- GIVEN TASK -
Collect each line containing "IZNIMKE".

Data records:

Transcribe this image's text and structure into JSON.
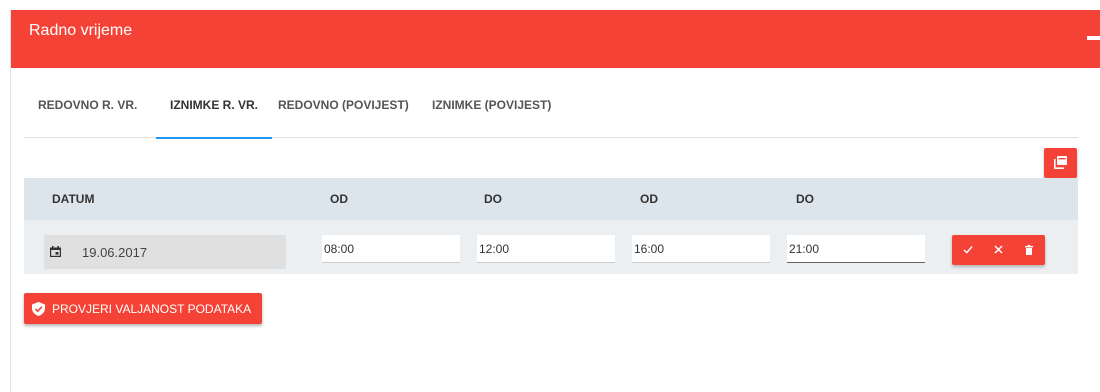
{
  "panel": {
    "title": "Radno vrijeme",
    "header_color": "#f44336"
  },
  "tabs": [
    {
      "label": "REDOVNO R. VR.",
      "active": false
    },
    {
      "label": "IZNIMKE R. VR.",
      "active": true
    },
    {
      "label": "REDOVNO (POVIJEST)",
      "active": false
    },
    {
      "label": "IZNIMKE (POVIJEST)",
      "active": false
    }
  ],
  "table": {
    "headers": [
      "DATUM",
      "OD",
      "DO",
      "OD",
      "DO"
    ],
    "row": {
      "date": "19.06.2017",
      "od1": "08:00",
      "do1": "12:00",
      "od2": "16:00",
      "do2": "21:00"
    }
  },
  "icons": {
    "copy": "copy-icon",
    "calendar": "calendar-icon",
    "confirm": "check-icon",
    "cancel": "close-icon",
    "delete": "trash-icon",
    "validate": "shield-check-icon",
    "collapse": "minus-icon"
  },
  "validate_button": {
    "label": "PROVJERI VALJANOST PODATAKA"
  },
  "colors": {
    "accent": "#f44336",
    "tab_indicator": "#2196f3",
    "table_header": "#dde5ec",
    "table_row": "#eceff1"
  }
}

- WRITTEN RESPONSE -
      "label": "IZNIMKE R. VR.",
      "label": "IZNIMKE (POVIJEST)",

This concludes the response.